There's Someone Missing This Thanksgiving

November 23, 2017

By Sanda Rathamone
November 23, 2017

You will always have a place in our table.
It has now been seventeen months without Elijah and I wish that I could find the right words to describe how painful the holidays feel without him. The only word that I could think of is: incomplete.

It's not a real Thanksgiving without Elijah. 

This year's Thanksgiving would be Elijah's first (where he could actually be seated at the table)... oh how there are so many firsts that I wish we could witness with him...

Today, he would be a year-and-almost-a-month-old, nearly thirteen months. He would be the light in my eyes and the joy in my smile, while we enjoy Thanksgiving dinner. He, along with Jazmine - his younger cousin - would be the highlight of our family bonding, they would be playing together.

It was not only difficult for me to celebrate my twenty-fifth birthday the past week, it was also a dreadful couple of days before Thanksgiving.

My health professor ended our class with a video about gratitude from the perspectives of a young girl and an old man. And while watching this video, I couldn't help but feel so ungrateful. It's strange because the past few or so months, I have felt so grateful for life! It just didn't make any sense of how watching this video now made me feel that there was nothing left to be grateful for. I just couldn't shun the thought that Elijah should be here.

(Spatial layout data)
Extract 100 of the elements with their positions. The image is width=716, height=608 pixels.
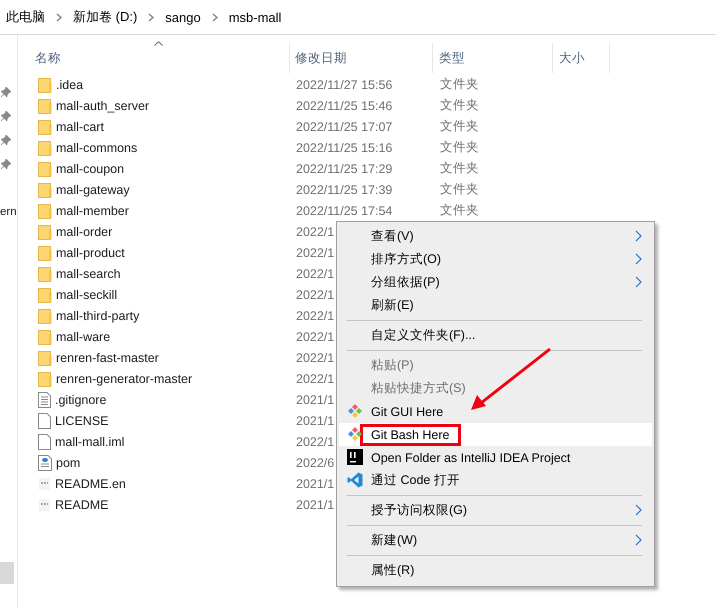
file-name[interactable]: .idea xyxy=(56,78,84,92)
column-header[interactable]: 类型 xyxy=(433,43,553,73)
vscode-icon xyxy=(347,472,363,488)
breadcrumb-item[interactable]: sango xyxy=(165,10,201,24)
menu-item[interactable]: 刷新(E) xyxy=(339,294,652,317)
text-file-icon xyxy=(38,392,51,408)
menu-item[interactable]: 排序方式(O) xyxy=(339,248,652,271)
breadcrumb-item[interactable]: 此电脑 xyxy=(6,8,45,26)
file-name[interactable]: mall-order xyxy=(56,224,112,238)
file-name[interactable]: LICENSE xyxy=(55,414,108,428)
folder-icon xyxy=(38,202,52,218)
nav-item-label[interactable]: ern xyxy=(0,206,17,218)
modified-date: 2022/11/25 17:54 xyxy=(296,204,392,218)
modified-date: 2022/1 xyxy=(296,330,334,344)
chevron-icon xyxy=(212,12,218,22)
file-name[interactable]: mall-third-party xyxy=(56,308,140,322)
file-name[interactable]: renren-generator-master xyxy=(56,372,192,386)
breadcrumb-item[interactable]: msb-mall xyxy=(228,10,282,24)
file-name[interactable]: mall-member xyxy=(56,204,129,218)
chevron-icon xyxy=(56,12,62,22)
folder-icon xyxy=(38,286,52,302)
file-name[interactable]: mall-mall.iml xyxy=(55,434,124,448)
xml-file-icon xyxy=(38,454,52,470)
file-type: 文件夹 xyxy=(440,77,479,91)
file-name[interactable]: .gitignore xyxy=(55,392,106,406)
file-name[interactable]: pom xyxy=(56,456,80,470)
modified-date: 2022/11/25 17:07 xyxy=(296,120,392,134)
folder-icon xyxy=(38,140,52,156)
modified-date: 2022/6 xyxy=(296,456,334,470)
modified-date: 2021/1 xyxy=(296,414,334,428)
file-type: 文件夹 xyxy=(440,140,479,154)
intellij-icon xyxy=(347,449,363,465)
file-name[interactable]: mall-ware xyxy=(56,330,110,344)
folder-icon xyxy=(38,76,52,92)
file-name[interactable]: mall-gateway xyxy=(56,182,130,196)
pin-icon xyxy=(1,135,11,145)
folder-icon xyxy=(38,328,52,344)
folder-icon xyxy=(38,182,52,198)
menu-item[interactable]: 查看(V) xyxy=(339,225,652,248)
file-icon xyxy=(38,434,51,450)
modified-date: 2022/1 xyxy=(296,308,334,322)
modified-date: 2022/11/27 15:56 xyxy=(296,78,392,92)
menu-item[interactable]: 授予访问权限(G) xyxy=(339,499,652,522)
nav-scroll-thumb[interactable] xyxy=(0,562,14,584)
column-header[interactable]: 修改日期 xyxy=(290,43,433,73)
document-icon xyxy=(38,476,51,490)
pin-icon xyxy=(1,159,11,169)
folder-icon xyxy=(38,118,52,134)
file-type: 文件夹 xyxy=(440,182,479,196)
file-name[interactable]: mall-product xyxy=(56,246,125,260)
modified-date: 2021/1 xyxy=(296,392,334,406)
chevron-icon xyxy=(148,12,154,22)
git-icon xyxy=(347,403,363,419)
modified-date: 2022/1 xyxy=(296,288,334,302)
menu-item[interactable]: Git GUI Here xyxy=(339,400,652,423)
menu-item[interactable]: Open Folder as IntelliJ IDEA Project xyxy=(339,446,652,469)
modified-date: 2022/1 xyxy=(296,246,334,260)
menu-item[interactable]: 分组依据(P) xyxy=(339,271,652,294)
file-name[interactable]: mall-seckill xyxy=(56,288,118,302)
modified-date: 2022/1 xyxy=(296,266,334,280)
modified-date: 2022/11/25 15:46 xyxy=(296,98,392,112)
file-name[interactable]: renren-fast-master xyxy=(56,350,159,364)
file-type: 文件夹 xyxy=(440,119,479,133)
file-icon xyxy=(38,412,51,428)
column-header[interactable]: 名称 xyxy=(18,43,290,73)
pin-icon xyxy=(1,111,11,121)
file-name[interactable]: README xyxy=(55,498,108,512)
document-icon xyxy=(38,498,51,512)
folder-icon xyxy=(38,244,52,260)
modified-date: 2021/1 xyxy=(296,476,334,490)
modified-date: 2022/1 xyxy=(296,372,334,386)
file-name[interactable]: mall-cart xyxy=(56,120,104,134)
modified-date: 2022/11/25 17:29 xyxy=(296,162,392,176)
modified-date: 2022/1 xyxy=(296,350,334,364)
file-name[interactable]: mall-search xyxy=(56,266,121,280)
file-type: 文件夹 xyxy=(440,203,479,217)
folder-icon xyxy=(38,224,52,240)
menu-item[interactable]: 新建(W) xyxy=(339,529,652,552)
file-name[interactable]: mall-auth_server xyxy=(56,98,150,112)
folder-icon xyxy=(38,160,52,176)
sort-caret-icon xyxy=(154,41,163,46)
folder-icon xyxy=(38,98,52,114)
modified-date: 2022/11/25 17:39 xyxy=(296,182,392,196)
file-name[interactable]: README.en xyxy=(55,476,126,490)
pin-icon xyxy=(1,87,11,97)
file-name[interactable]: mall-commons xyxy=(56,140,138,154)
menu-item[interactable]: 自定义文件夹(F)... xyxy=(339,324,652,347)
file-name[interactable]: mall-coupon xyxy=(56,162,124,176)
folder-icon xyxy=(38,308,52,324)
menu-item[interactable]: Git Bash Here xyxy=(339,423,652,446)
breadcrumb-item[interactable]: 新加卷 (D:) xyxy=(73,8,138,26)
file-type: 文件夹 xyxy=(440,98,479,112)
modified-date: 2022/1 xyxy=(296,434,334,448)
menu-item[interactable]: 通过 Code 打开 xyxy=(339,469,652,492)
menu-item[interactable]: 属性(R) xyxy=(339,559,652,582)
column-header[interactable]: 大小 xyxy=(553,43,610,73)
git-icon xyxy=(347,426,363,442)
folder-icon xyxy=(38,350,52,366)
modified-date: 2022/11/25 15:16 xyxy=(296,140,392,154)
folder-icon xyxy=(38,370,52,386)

==

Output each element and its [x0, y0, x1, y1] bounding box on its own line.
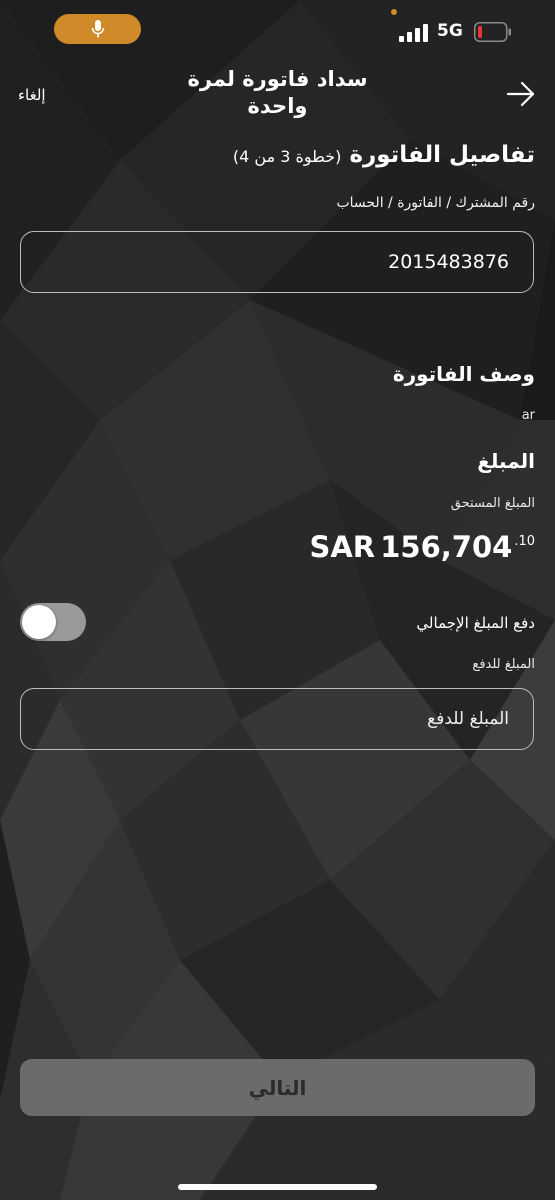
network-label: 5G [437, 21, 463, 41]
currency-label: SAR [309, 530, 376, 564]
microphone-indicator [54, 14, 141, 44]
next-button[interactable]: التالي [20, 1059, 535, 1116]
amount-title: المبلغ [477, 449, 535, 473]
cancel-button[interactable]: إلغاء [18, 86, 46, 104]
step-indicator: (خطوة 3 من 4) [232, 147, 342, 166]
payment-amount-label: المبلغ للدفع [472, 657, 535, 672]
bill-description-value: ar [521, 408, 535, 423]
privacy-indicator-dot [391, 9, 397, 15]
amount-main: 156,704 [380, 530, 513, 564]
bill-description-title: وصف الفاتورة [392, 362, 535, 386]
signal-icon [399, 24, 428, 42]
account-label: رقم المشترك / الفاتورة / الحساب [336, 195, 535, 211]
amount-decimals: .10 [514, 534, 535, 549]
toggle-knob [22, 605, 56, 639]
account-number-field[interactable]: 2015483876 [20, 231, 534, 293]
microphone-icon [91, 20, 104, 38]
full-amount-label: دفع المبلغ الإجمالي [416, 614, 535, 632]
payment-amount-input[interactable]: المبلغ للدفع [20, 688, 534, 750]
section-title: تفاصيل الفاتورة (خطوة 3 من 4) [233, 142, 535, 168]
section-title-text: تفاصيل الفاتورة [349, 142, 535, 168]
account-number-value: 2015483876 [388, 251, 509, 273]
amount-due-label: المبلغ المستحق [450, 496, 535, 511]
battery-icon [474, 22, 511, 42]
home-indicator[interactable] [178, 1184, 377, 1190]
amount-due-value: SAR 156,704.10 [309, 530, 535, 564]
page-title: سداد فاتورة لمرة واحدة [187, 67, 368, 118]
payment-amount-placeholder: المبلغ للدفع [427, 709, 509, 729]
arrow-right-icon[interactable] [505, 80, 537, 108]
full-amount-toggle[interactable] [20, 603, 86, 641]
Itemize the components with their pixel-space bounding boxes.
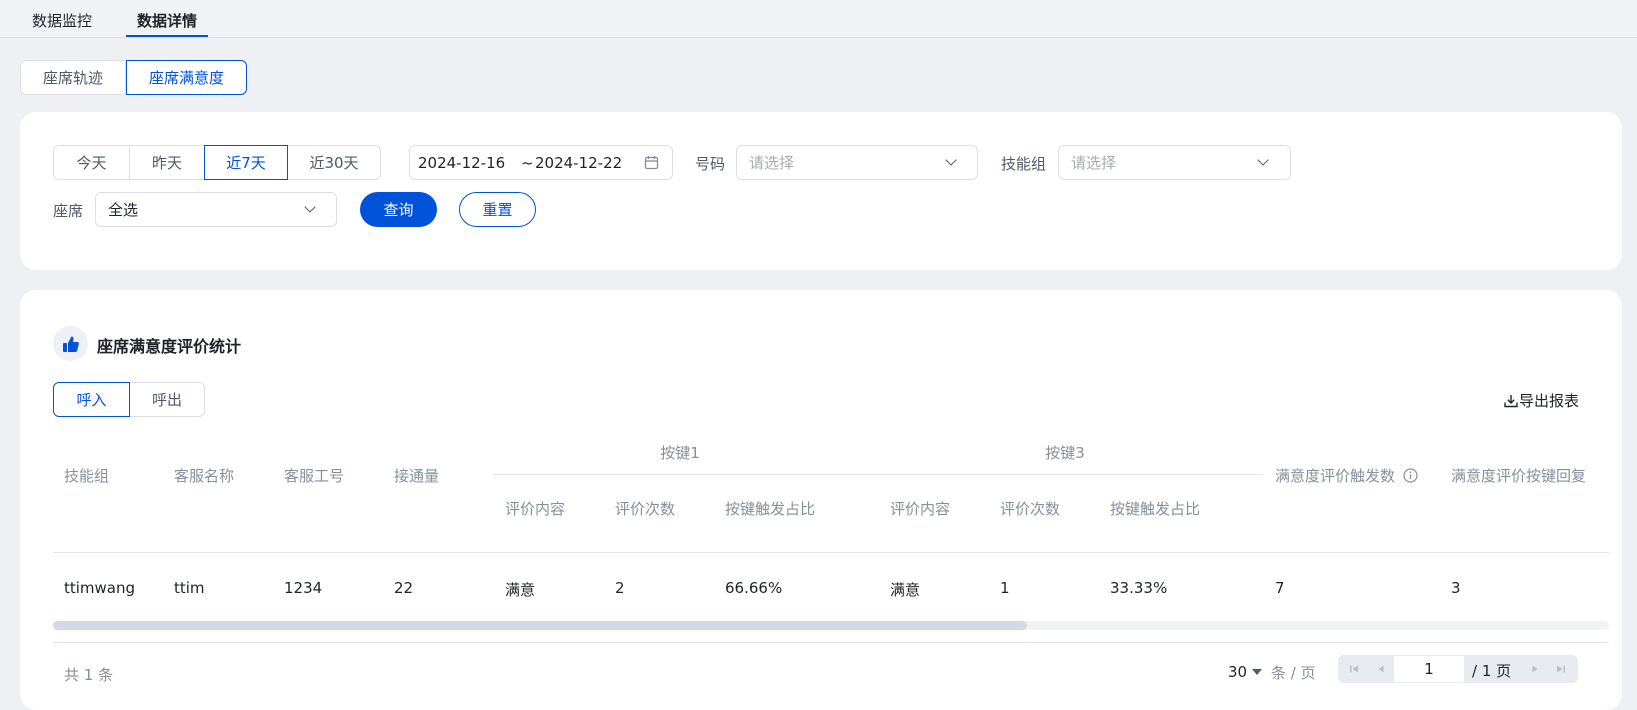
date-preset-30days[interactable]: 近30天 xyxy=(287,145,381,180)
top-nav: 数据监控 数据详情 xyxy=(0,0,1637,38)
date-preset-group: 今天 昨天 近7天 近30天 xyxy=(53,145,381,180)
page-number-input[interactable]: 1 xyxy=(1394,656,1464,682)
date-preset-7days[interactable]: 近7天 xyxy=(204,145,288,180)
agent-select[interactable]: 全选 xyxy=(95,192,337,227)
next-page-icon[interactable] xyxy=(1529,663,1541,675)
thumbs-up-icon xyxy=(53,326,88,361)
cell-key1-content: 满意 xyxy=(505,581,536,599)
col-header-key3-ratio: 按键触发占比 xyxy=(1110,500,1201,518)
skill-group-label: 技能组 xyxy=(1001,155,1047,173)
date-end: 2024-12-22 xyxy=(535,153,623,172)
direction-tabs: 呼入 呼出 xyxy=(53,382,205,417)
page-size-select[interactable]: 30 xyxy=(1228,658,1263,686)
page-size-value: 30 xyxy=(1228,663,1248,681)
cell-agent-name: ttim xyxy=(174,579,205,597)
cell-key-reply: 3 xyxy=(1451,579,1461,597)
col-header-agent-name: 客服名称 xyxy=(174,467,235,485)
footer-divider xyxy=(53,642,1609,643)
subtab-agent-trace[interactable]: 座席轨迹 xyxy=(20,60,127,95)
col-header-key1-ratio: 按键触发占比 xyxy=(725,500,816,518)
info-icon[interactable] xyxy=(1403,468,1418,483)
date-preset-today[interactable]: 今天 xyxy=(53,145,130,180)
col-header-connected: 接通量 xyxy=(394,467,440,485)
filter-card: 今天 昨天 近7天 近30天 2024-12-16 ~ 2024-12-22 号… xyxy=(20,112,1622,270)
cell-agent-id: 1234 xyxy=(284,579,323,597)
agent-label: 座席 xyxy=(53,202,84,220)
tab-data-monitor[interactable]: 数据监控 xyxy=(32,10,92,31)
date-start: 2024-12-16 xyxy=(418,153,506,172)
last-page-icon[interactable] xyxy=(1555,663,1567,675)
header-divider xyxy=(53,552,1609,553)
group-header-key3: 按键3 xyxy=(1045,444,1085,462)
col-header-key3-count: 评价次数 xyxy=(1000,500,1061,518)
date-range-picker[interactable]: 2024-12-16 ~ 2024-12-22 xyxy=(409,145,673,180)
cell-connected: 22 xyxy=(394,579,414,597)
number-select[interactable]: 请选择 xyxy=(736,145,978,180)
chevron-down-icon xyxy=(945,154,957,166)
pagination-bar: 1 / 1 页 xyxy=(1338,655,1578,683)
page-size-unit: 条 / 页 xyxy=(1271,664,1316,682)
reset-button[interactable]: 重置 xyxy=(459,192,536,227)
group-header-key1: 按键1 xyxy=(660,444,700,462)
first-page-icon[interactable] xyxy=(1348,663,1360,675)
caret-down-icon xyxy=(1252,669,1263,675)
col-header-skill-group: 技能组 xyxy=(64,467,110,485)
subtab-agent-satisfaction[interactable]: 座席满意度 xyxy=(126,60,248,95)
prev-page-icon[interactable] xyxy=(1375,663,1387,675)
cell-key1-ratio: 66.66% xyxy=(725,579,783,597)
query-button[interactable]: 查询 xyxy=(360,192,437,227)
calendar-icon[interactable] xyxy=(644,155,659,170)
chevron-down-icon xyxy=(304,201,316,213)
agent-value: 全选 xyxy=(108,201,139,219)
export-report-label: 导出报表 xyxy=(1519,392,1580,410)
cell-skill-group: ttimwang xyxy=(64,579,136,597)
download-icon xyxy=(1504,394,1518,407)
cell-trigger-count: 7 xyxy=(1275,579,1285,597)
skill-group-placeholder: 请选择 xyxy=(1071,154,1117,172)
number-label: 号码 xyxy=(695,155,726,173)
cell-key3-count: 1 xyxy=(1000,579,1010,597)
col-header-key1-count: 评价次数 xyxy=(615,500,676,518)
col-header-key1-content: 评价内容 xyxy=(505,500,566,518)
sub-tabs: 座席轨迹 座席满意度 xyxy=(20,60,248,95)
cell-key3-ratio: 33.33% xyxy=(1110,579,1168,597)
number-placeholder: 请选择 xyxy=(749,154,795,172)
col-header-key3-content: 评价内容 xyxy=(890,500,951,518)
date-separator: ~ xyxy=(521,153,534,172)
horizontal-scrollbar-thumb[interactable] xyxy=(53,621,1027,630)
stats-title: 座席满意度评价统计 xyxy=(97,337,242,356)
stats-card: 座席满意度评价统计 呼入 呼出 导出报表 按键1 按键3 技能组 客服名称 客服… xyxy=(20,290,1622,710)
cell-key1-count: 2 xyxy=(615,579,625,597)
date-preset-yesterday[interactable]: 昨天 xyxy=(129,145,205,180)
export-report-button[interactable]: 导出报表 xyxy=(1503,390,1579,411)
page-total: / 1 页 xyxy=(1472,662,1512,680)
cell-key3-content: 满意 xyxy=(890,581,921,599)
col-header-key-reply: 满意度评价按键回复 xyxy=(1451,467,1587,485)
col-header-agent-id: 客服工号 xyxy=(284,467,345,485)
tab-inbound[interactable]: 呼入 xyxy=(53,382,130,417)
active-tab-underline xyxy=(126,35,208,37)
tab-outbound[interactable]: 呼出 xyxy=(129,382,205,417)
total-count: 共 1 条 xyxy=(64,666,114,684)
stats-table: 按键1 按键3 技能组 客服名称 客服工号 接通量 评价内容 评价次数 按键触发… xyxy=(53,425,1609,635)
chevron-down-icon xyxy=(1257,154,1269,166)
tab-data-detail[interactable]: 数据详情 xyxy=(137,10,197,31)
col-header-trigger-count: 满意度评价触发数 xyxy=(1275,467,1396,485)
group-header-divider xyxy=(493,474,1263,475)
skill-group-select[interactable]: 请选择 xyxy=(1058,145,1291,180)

Exercise requirements »
- a) Decide whether each statement agrees with the Thanksgiving post, and give yes or no with the deciding words from the post, quoted exactly: (i) Elijah would be nearly thirteen months old today. (ii) Jazmine is Elijah's older cousin. (iii) The writer's twenty-fifth birthday fell in the past week.
- b) In the Thanksgiving post, what single word does the writer use for how the holidays feel without Elijah?
- c) Set down, word for word, the passage of the Thanksgiving post that opens with the words containing "It's not a real" and closes with "days before Thanksgiving.".

Results »
- a)
(i) Yes: "Today, he would be a year-and-almost-a-month-old, nearly thirteen months."
(ii) No: "He, along with Jazmine - his younger cousin - would be the highlight of our family bonding"
(iii) Yes: "It was not only difficult for me to celebrate my twenty-fifth birthday the past week"

- b) Incomplete.

- c)
It's not a real Thanksgiving without Elijah. 

This year's Thanksgiving would be Elijah's first (where he could actually be seated at the table)... oh how there are so many firsts that I wish we could witness with him...

Today, he would be a year-and-almost-a-month-old, nearly thirteen months. He would be the light in my eyes and the joy in my smile, while we enjoy Thanksgiving dinner. He, along with Jazmine - his younger cousin - would be the highlight of our family bonding, they would be playing together.

It was not only difficult for me to celebrate my twenty-fifth birthday the past week, it was also a dreadful couple of days before Thanksgiving.